■ Given information ■
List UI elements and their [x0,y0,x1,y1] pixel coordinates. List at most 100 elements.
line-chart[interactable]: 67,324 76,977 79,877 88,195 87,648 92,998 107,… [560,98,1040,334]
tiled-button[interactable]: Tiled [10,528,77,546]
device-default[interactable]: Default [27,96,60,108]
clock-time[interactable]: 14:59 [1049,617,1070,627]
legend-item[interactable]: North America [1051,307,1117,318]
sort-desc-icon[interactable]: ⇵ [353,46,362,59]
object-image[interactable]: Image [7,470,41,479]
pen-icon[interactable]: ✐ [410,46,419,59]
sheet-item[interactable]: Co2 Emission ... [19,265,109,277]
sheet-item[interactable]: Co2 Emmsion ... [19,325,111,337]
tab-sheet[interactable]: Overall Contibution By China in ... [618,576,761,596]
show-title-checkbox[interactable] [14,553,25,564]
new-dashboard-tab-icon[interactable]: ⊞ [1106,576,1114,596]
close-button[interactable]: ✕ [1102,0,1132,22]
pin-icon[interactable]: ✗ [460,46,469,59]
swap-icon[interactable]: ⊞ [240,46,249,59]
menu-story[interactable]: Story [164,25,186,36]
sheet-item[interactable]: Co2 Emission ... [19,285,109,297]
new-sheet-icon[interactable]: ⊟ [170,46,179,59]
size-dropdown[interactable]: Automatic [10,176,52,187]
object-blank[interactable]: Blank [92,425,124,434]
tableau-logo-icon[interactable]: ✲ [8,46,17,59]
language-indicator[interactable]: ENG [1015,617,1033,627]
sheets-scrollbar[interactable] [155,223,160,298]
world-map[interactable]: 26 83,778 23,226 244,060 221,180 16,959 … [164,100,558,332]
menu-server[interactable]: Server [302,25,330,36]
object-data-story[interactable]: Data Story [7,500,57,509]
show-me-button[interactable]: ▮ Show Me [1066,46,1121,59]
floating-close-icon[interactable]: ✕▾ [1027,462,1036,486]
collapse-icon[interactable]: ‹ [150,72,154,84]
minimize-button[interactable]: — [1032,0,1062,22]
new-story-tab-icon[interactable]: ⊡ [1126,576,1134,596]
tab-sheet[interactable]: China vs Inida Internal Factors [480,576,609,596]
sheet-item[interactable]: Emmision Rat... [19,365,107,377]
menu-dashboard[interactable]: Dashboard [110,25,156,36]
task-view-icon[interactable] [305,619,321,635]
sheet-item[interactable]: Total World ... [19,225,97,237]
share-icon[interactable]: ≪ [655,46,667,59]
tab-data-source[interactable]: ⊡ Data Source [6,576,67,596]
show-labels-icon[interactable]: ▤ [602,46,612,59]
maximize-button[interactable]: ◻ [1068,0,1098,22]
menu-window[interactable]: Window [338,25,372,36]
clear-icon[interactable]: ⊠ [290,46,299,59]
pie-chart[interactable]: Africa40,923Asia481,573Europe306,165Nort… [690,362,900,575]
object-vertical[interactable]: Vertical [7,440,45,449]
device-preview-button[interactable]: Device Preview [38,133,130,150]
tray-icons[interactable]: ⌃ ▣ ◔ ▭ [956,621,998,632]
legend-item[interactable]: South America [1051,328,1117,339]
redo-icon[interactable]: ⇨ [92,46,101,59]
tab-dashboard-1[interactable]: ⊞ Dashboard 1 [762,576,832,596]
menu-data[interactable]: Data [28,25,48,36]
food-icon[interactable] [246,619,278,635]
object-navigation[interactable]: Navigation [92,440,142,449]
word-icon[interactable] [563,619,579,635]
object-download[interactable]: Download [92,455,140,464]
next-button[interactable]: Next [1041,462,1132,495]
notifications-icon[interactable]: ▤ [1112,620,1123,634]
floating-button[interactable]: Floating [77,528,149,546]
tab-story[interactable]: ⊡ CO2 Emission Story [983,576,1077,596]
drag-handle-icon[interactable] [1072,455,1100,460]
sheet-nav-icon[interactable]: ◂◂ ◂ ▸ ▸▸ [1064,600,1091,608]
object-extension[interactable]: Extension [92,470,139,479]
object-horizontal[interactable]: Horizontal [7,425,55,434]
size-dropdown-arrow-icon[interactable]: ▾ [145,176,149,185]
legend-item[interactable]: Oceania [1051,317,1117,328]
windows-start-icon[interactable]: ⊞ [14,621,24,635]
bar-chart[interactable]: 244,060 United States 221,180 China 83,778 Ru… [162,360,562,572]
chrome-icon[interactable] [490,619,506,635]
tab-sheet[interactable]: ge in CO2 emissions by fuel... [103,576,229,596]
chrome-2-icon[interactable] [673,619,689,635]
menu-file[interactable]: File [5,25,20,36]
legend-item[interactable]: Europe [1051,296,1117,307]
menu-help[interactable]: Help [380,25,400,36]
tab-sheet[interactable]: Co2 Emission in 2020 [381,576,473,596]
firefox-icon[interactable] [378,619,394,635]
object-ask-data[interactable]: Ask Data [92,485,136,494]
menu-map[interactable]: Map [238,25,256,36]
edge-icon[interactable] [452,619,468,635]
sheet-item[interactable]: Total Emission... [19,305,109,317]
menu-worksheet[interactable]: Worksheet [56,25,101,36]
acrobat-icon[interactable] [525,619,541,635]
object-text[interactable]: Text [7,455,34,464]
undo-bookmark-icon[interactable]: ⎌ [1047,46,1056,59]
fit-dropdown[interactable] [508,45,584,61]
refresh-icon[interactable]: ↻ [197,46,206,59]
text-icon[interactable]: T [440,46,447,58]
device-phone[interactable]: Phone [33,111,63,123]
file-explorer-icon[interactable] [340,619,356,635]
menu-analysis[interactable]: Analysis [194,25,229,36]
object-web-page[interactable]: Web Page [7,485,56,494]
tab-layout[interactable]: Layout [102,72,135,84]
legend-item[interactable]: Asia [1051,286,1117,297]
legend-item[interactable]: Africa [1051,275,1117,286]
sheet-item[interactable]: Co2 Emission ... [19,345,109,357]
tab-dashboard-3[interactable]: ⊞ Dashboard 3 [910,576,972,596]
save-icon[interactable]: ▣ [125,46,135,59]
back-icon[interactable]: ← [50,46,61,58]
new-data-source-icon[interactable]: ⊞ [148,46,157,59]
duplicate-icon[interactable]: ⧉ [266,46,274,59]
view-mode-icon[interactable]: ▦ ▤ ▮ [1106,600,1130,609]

■ Task directions ■
Can you reproduce every line of the records above, character for character?

■ Answer in full ■
List UI elements and their [x0,y0,x1,y1] pixel coordinates. List at most 100 elements.
line-chart[interactable]: 67,324 76,977 79,877 88,195 87,648 92,998 107,… [560,98,1040,334]
tiled-button[interactable]: Tiled [10,528,77,546]
device-default[interactable]: Default [27,96,60,108]
clock-time[interactable]: 14:59 [1049,617,1070,627]
legend-item[interactable]: North America [1051,307,1117,318]
sort-desc-icon[interactable]: ⇵ [353,46,362,59]
object-image[interactable]: Image [7,470,41,479]
pen-icon[interactable]: ✐ [410,46,419,59]
sheet-item[interactable]: Co2 Emission ... [19,265,109,277]
sheet-item[interactable]: Co2 Emmsion ... [19,325,111,337]
tab-sheet[interactable]: Overall Contibution By China in ... [618,576,761,596]
show-title-checkbox[interactable] [14,553,25,564]
new-dashboard-tab-icon[interactable]: ⊞ [1106,576,1114,596]
close-button[interactable]: ✕ [1102,0,1132,22]
pin-icon[interactable]: ✗ [460,46,469,59]
swap-icon[interactable]: ⊞ [240,46,249,59]
menu-story[interactable]: Story [164,25,186,36]
sheet-item[interactable]: Co2 Emission ... [19,285,109,297]
new-sheet-icon[interactable]: ⊟ [170,46,179,59]
size-dropdown[interactable]: Automatic [10,176,52,187]
object-blank[interactable]: Blank [92,425,124,434]
tableau-logo-icon[interactable]: ✲ [8,46,17,59]
language-indicator[interactable]: ENG [1015,617,1033,627]
sheets-scrollbar[interactable] [155,223,160,298]
world-map[interactable]: 26 83,778 23,226 244,060 221,180 16,959 … [164,100,558,332]
menu-server[interactable]: Server [302,25,330,36]
object-data-story[interactable]: Data Story [7,500,57,509]
show-me-button[interactable]: ▮ Show Me [1066,46,1121,59]
floating-close-icon[interactable]: ✕▾ [1027,462,1036,486]
collapse-icon[interactable]: ‹ [150,72,154,84]
minimize-button[interactable]: — [1032,0,1062,22]
new-story-tab-icon[interactable]: ⊡ [1126,576,1134,596]
tab-sheet[interactable]: China vs Inida Internal Factors [480,576,609,596]
sheet-item[interactable]: Emmision Rat... [19,365,107,377]
menu-dashboard[interactable]: Dashboard [110,25,156,36]
task-view-icon[interactable] [305,619,321,635]
sheet-item[interactable]: Total World ... [19,225,97,237]
share-icon[interactable]: ≪ [655,46,667,59]
tab-data-source[interactable]: ⊡ Data Source [6,576,67,596]
show-labels-icon[interactable]: ▤ [602,46,612,59]
maximize-button[interactable]: ◻ [1068,0,1098,22]
menu-window[interactable]: Window [338,25,372,36]
clear-icon[interactable]: ⊠ [290,46,299,59]
pie-chart[interactable]: Africa40,923Asia481,573Europe306,165Nort… [690,362,900,575]
object-vertical[interactable]: Vertical [7,440,45,449]
device-preview-button[interactable]: Device Preview [38,133,130,150]
tray-icons[interactable]: ⌃ ▣ ◔ ▭ [956,621,998,632]
legend-item[interactable]: South America [1051,328,1117,339]
redo-icon[interactable]: ⇨ [92,46,101,59]
tab-dashboard-1[interactable]: ⊞ Dashboard 1 [762,576,832,596]
menu-data[interactable]: Data [28,25,48,36]
food-icon[interactable] [246,619,278,635]
object-navigation[interactable]: Navigation [92,440,142,449]
word-icon[interactable] [563,619,579,635]
object-download[interactable]: Download [92,455,140,464]
next-button[interactable]: Next [1041,462,1132,495]
notifications-icon[interactable]: ▤ [1112,620,1123,634]
floating-button[interactable]: Floating [77,528,149,546]
tab-story[interactable]: ⊡ CO2 Emission Story [983,576,1077,596]
drag-handle-icon[interactable] [1072,455,1100,460]
sheet-nav-icon[interactable]: ◂◂ ◂ ▸ ▸▸ [1064,600,1091,608]
object-extension[interactable]: Extension [92,470,139,479]
object-horizontal[interactable]: Horizontal [7,425,55,434]
size-dropdown-arrow-icon[interactable]: ▾ [145,176,149,185]
legend-item[interactable]: Oceania [1051,317,1117,328]
windows-start-icon[interactable]: ⊞ [14,621,24,635]
bar-chart[interactable]: 244,060 United States 221,180 China 83,778 Ru… [162,360,562,572]
chrome-icon[interactable] [490,619,506,635]
tab-sheet[interactable]: ge in CO2 emissions by fuel... [103,576,229,596]
chrome-2-icon[interactable] [673,619,689,635]
menu-file[interactable]: File [5,25,20,36]
legend-item[interactable]: Europe [1051,296,1117,307]
menu-help[interactable]: Help [380,25,400,36]
tab-sheet[interactable]: Co2 Emission in 2020 [381,576,473,596]
firefox-icon[interactable] [378,619,394,635]
object-ask-data[interactable]: Ask Data [92,485,136,494]
menu-map[interactable]: Map [238,25,256,36]
edge-icon[interactable] [452,619,468,635]
sheet-item[interactable]: Total Emission... [19,305,109,317]
menu-worksheet[interactable]: Worksheet [56,25,101,36]
acrobat-icon[interactable] [525,619,541,635]
object-text[interactable]: Text [7,455,34,464]
undo-bookmark-icon[interactable]: ⎌ [1047,46,1056,59]
fit-dropdown[interactable] [508,45,584,61]
refresh-icon[interactable]: ↻ [197,46,206,59]
text-icon[interactable]: T [440,46,447,58]
device-phone[interactable]: Phone [33,111,63,123]
file-explorer-icon[interactable] [340,619,356,635]
menu-analysis[interactable]: Analysis [194,25,229,36]
object-web-page[interactable]: Web Page [7,485,56,494]
tab-layout[interactable]: Layout [102,72,135,84]
legend-item[interactable]: Asia [1051,286,1117,297]
legend-item[interactable]: Africa [1051,275,1117,286]
sheet-item[interactable]: Co2 Emission ... [19,345,109,357]
tab-dashboard-3[interactable]: ⊞ Dashboard 3 [910,576,972,596]
save-icon[interactable]: ▣ [125,46,135,59]
back-icon[interactable]: ← [50,46,61,58]
new-data-source-icon[interactable]: ⊞ [148,46,157,59]
duplicate-icon[interactable]: ⧉ [266,46,274,59]
view-mode-icon[interactable]: ▦ ▤ ▮ [1106,600,1130,609]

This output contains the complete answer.